**Task statement:**
Return each line of the listing below, unchanged, and omit the images.

(Raw records)
————
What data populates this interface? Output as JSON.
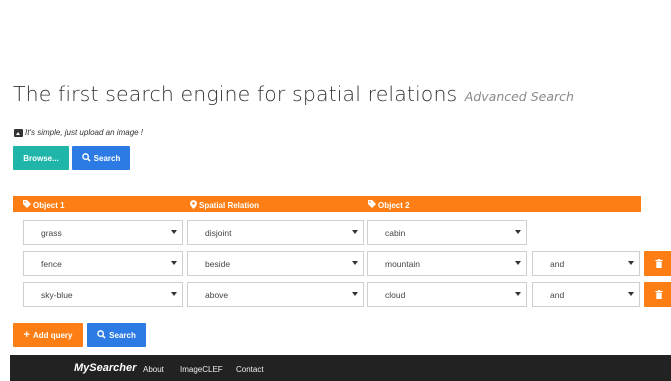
{
  "title": {
    "main": "The first search engine for spatial relations",
    "subtitle": "Advanced Search"
  },
  "upload": {
    "hint": "It's simple, just upload an image !",
    "hint_icon": "image-icon",
    "browse_label": "Browse...",
    "search_label": "Search",
    "search_icon": "search-icon"
  },
  "table_header": {
    "object1": "Object 1",
    "relation": "Spatial Relation",
    "object2": "Object 2",
    "object_icon": "tag-icon",
    "relation_icon": "map-marker-icon"
  },
  "rows": [
    {
      "object1": "grass",
      "relation": "disjoint",
      "object2": "cabin",
      "connector": "",
      "deletable": false
    },
    {
      "object1": "fence",
      "relation": "beside",
      "object2": "mountain",
      "connector": "and",
      "deletable": true
    },
    {
      "object1": "sky-blue",
      "relation": "above",
      "object2": "cloud",
      "connector": "and",
      "deletable": true
    }
  ],
  "actions": {
    "add_query_label": "Add query",
    "add_icon": "plus-icon",
    "search_label": "Search"
  },
  "navbar": {
    "brand": "MySearcher",
    "links": [
      "About",
      "ImageCLEF",
      "Contact"
    ]
  },
  "colors": {
    "orange": "#fd7e14",
    "teal": "#1fb5a8",
    "blue": "#2c7be5",
    "navbar": "#222222"
  }
}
————
**Full solution:**
What data populates this interface? Output as JSON.
{
  "title": {
    "main": "The first search engine for spatial relations",
    "subtitle": "Advanced Search"
  },
  "upload": {
    "hint": "It's simple, just upload an image !",
    "hint_icon": "image-icon",
    "browse_label": "Browse...",
    "search_label": "Search",
    "search_icon": "search-icon"
  },
  "table_header": {
    "object1": "Object 1",
    "relation": "Spatial Relation",
    "object2": "Object 2",
    "object_icon": "tag-icon",
    "relation_icon": "map-marker-icon"
  },
  "rows": [
    {
      "object1": "grass",
      "relation": "disjoint",
      "object2": "cabin",
      "connector": "",
      "deletable": false
    },
    {
      "object1": "fence",
      "relation": "beside",
      "object2": "mountain",
      "connector": "and",
      "deletable": true
    },
    {
      "object1": "sky-blue",
      "relation": "above",
      "object2": "cloud",
      "connector": "and",
      "deletable": true
    }
  ],
  "actions": {
    "add_query_label": "Add query",
    "add_icon": "plus-icon",
    "search_label": "Search"
  },
  "navbar": {
    "brand": "MySearcher",
    "links": [
      "About",
      "ImageCLEF",
      "Contact"
    ]
  },
  "colors": {
    "orange": "#fd7e14",
    "teal": "#1fb5a8",
    "blue": "#2c7be5",
    "navbar": "#222222"
  }
}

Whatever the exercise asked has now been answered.